== WORK INSTRUCTIONS ==
Format every line of the entries below as a JSON list of strings, one string per line, with blank lines omitted. Leave the pictures out of the list.

(Source data)
[BEGIN]
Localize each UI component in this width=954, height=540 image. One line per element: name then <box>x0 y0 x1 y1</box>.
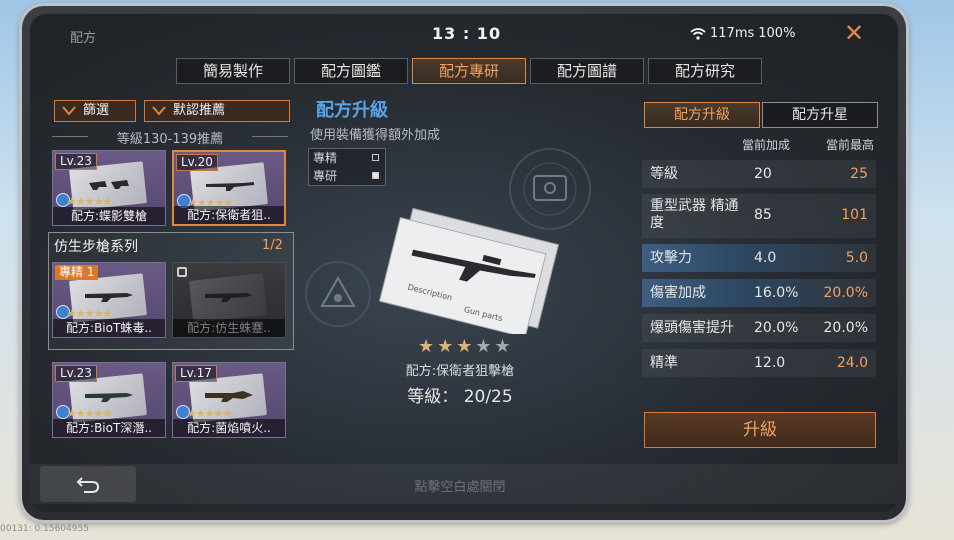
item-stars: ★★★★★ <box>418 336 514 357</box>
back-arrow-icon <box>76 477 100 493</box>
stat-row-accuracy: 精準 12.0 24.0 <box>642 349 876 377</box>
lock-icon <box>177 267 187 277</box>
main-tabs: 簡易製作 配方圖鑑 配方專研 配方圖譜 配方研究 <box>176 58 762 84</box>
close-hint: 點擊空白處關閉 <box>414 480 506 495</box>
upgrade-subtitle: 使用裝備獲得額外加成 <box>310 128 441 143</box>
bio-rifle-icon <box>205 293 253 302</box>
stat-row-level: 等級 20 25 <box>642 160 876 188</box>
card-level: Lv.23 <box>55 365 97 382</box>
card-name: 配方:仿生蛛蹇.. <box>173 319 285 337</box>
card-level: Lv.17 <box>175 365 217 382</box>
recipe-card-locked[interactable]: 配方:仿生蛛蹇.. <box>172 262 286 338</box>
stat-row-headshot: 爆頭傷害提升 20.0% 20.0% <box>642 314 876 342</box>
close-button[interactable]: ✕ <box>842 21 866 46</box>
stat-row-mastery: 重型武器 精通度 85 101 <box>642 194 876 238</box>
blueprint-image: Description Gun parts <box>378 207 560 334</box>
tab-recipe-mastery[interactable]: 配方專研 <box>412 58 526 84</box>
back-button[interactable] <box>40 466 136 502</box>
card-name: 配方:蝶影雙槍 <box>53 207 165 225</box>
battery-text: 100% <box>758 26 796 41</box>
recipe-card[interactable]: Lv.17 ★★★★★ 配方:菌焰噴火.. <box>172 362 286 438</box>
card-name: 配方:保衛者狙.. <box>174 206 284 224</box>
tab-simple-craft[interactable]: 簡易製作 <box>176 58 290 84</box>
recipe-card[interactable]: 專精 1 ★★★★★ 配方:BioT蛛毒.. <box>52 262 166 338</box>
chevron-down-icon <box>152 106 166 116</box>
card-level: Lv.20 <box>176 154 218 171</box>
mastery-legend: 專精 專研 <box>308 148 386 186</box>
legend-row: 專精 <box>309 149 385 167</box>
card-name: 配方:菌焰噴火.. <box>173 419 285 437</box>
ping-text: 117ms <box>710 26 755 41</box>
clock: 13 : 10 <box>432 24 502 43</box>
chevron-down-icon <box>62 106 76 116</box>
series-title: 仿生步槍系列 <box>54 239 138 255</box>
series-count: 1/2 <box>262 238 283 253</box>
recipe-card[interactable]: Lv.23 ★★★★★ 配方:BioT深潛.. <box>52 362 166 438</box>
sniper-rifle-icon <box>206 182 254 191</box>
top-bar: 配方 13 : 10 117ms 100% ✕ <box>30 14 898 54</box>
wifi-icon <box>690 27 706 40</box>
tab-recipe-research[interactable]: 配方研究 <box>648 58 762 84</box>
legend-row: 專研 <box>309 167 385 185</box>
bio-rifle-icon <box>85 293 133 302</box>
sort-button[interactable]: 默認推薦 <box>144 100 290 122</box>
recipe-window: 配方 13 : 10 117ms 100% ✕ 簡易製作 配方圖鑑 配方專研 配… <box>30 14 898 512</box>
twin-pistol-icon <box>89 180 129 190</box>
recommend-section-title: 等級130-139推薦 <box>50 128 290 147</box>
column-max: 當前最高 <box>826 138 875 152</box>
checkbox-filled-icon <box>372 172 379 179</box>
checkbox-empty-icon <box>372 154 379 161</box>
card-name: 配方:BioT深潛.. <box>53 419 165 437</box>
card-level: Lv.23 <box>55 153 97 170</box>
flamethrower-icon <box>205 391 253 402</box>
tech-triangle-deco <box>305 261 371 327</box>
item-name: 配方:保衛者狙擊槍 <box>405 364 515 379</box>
[END]
== EXERCISE RESPONSE ==
[
  "Localize each UI component in this width=954, height=540 image. One line per element: name then <box>x0 y0 x1 y1</box>.",
  "item-stars: ★★★★★ <box>418 336 514 357</box>",
  "back-arrow-icon <box>76 477 100 493</box>",
  "stat-row-accuracy: 精準 12.0 24.0 <box>642 349 876 377</box>",
  "lock-icon <box>177 267 187 277</box>",
  "main-tabs: 簡易製作 配方圖鑑 配方專研 配方圖譜 配方研究 <box>176 58 762 84</box>",
  "close-hint: 點擊空白處關閉 <box>414 480 506 495</box>",
  "upgrade-subtitle: 使用裝備獲得額外加成 <box>310 128 441 143</box>",
  "bio-rifle-icon <box>205 293 253 302</box>",
  "stat-row-level: 等級 20 25 <box>642 160 876 188</box>",
  "card-level: Lv.23 <box>55 365 97 382</box>",
  "card-name: 配方:仿生蛛蹇.. <box>173 319 285 337</box>",
  "card-level: Lv.17 <box>175 365 217 382</box>",
  "recipe-card-locked[interactable]: 配方:仿生蛛蹇.. <box>172 262 286 338</box>",
  "stat-row-headshot: 爆頭傷害提升 20.0% 20.0% <box>642 314 876 342</box>",
  "close-button[interactable]: ✕ <box>842 21 866 46</box>",
  "stat-row-mastery: 重型武器 精通度 85 101 <box>642 194 876 238</box>",
  "blueprint-image: Description Gun parts <box>378 207 560 334</box>",
  "tab-recipe-mastery[interactable]: 配方專研 <box>412 58 526 84</box>",
  "back-button[interactable] <box>40 466 136 502</box>",
  "card-name: 配方:蝶影雙槍 <box>53 207 165 225</box>",
  "battery-text: 100% <box>758 26 796 41</box>",
  "recipe-card[interactable]: Lv.17 ★★★★★ 配方:菌焰噴火.. <box>172 362 286 438</box>",
  "card-name: 配方:保衛者狙.. <box>174 206 284 224</box>",
  "tab-simple-craft[interactable]: 簡易製作 <box>176 58 290 84</box>",
  "recipe-card[interactable]: 專精 1 ★★★★★ 配方:BioT蛛毒.. <box>52 262 166 338</box>",
  "chevron-down-icon <box>152 106 166 116</box>",
  "card-level: Lv.20 <box>176 154 218 171</box>",
  "mastery-legend: 專精 專研 <box>308 148 386 186</box>",
  "legend-row: 專精 <box>309 149 385 167</box>",
  "card-name: 配方:菌焰噴火.. <box>173 419 285 437</box>",
  "ping-text: 117ms <box>710 26 755 41</box>",
  "clock: 13 : 10 <box>432 24 502 43</box>",
  "chevron-down-icon <box>62 106 76 116</box>",
  "series-title: 仿生步槍系列 <box>54 239 138 255</box>",
  "series-count: 1/2 <box>262 238 283 253</box>",
  "recipe-card[interactable]: Lv.23 ★★★★★ 配方:BioT深潛.. <box>52 362 166 438</box>",
  "sniper-rifle-icon <box>206 182 254 191</box>",
  "top-bar: 配方 13 : 10 117ms 100% ✕ <box>30 14 898 54</box>",
  "wifi-icon <box>690 27 706 40</box>",
  "tab-recipe-research[interactable]: 配方研究 <box>648 58 762 84</box>",
  "legend-row: 專研 <box>309 167 385 185</box>",
  "bio-rifle-icon <box>85 293 133 302</box>",
  "sort-button[interactable]: 默認推薦 <box>144 100 290 122</box>",
  "recipe-window: 配方 13 : 10 117ms 100% ✕ 簡易製作 配方圖鑑 配方專研 配… <box>30 14 898 512</box>",
  "twin-pistol-icon <box>89 180 129 190</box>",
  "recommend-section-title: 等級130-139推薦 <box>50 128 290 147</box>",
  "column-max: 當前最高 <box>826 138 875 152</box>",
  "checkbox-filled-icon <box>372 172 379 179</box>",
  "checkbox-empty-icon <box>372 154 379 161</box>",
  "card-name: 配方:BioT深潛.. <box>53 419 165 437</box>",
  "card-level: Lv.23 <box>55 153 97 170</box>",
  "flamethrower-icon <box>205 391 253 402</box>",
  "tech-triangle-deco <box>305 261 371 327</box>",
  "item-name: 配方:保衛者狙擊槍 <box>405 364 515 379</box>"
]